Your task:
Your task is to restate the data word for word.

* BEGIN Supplied records *

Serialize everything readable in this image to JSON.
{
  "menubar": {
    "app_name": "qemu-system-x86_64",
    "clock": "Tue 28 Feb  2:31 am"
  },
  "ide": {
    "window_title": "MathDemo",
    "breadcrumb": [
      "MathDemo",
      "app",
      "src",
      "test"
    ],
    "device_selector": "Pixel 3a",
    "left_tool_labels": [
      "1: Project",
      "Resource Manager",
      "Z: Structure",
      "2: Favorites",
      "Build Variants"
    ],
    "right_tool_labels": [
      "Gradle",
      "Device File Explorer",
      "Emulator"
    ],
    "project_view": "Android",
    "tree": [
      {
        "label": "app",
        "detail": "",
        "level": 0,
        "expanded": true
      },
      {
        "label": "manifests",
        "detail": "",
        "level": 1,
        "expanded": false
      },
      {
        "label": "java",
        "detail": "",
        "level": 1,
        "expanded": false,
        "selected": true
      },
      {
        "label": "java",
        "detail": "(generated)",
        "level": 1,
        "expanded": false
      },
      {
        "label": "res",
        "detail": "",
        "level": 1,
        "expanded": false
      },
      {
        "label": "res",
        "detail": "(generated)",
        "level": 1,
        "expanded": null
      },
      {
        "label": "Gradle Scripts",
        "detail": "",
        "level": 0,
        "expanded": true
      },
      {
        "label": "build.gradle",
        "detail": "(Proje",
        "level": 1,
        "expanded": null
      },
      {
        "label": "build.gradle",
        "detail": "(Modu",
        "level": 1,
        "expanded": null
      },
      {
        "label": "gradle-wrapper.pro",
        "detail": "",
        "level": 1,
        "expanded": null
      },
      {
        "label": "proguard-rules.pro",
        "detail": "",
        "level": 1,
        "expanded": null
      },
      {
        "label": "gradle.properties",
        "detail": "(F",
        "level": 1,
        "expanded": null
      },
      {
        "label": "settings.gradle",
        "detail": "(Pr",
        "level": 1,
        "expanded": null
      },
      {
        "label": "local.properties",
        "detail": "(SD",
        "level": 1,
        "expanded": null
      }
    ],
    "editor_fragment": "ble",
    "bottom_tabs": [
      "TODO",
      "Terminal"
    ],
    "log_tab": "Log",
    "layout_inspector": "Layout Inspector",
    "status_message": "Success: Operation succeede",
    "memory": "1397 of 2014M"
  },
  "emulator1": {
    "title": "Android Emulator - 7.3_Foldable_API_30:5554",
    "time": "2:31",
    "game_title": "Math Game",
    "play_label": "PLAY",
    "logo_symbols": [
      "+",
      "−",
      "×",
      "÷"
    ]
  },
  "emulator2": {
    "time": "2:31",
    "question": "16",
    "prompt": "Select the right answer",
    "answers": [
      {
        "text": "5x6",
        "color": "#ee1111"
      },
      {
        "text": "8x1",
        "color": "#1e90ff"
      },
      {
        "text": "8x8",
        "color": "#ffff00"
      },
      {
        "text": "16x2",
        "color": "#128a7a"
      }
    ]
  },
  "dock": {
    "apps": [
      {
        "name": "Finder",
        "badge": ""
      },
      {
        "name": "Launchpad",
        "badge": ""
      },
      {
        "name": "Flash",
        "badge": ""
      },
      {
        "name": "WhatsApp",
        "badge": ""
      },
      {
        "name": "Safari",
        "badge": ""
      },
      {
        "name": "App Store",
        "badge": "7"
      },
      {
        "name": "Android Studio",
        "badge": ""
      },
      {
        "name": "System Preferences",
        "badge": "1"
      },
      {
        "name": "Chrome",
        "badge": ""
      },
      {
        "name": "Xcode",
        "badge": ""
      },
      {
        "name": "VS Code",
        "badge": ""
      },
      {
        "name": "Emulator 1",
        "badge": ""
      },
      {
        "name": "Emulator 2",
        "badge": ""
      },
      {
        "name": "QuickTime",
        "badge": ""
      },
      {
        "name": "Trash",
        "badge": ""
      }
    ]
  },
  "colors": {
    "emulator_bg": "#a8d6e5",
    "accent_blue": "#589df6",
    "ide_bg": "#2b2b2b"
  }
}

* END Supplied records *

Task answer:
Serialize everything readable in this image to JSON.
{
  "menubar": {
    "app_name": "qemu-system-x86_64",
    "clock": "Tue 28 Feb  2:31 am"
  },
  "ide": {
    "window_title": "MathDemo",
    "breadcrumb": [
      "MathDemo",
      "app",
      "src",
      "test"
    ],
    "device_selector": "Pixel 3a",
    "left_tool_labels": [
      "1: Project",
      "Resource Manager",
      "Z: Structure",
      "2: Favorites",
      "Build Variants"
    ],
    "right_tool_labels": [
      "Gradle",
      "Device File Explorer",
      "Emulator"
    ],
    "project_view": "Android",
    "tree": [
      {
        "label": "app",
        "detail": "",
        "level": 0,
        "expanded": true
      },
      {
        "label": "manifests",
        "detail": "",
        "level": 1,
        "expanded": false
      },
      {
        "label": "java",
        "detail": "",
        "level": 1,
        "expanded": false,
        "selected": true
      },
      {
        "label": "java",
        "detail": "(generated)",
        "level": 1,
        "expanded": false
      },
      {
        "label": "res",
        "detail": "",
        "level": 1,
        "expanded": false
      },
      {
        "label": "res",
        "detail": "(generated)",
        "level": 1,
        "expanded": null
      },
      {
        "label": "Gradle Scripts",
        "detail": "",
        "level": 0,
        "expanded": true
      },
      {
        "label": "build.gradle",
        "detail": "(Proje",
        "level": 1,
        "expanded": null
      },
      {
        "label": "build.gradle",
        "detail": "(Modu",
        "level": 1,
        "expanded": null
      },
      {
        "label": "gradle-wrapper.pro",
        "detail": "",
        "level": 1,
        "expanded": null
      },
      {
        "label": "proguard-rules.pro",
        "detail": "",
        "level": 1,
        "expanded": null
      },
      {
        "label": "gradle.properties",
        "detail": "(F",
        "level": 1,
        "expanded": null
      },
      {
        "label": "settings.gradle",
        "detail": "(Pr",
        "level": 1,
        "expanded": null
      },
      {
        "label": "local.properties",
        "detail": "(SD",
        "level": 1,
        "expanded": null
      }
    ],
    "editor_fragment": "ble",
    "bottom_tabs": [
      "TODO",
      "Terminal"
    ],
    "log_tab": "Log",
    "layout_inspector": "Layout Inspector",
    "status_message": "Success: Operation succeede",
    "memory": "1397 of 2014M"
  },
  "emulator1": {
    "title": "Android Emulator - 7.3_Foldable_API_30:5554",
    "time": "2:31",
    "game_title": "Math Game",
    "play_label": "PLAY",
    "logo_symbols": [
      "+",
      "−",
      "×",
      "÷"
    ]
  },
  "emulator2": {
    "time": "2:31",
    "question": "16",
    "prompt": "Select the right answer",
    "answers": [
      {
        "text": "5x6",
        "color": "#ee1111"
      },
      {
        "text": "8x1",
        "color": "#1e90ff"
      },
      {
        "text": "8x8",
        "color": "#ffff00"
      },
      {
        "text": "16x2",
        "color": "#128a7a"
      }
    ]
  },
  "dock": {
    "apps": [
      {
        "name": "Finder",
        "badge": ""
      },
      {
        "name": "Launchpad",
        "badge": ""
      },
      {
        "name": "Flash",
        "badge": ""
      },
      {
        "name": "WhatsApp",
        "badge": ""
      },
      {
        "name": "Safari",
        "badge": ""
      },
      {
        "name": "App Store",
        "badge": "7"
      },
      {
        "name": "Android Studio",
        "badge": ""
      },
      {
        "name": "System Preferences",
        "badge": "1"
      },
      {
        "name": "Chrome",
        "badge": ""
      },
      {
        "name": "Xcode",
        "badge": ""
      },
      {
        "name": "VS Code",
        "badge": ""
      },
      {
        "name": "Emulator 1",
        "badge": ""
      },
      {
        "name": "Emulator 2",
        "badge": ""
      },
      {
        "name": "QuickTime",
        "badge": ""
      },
      {
        "name": "Trash",
        "badge": ""
      }
    ]
  },
  "colors": {
    "emulator_bg": "#a8d6e5",
    "accent_blue": "#589df6",
    "ide_bg": "#2b2b2b"
  }
}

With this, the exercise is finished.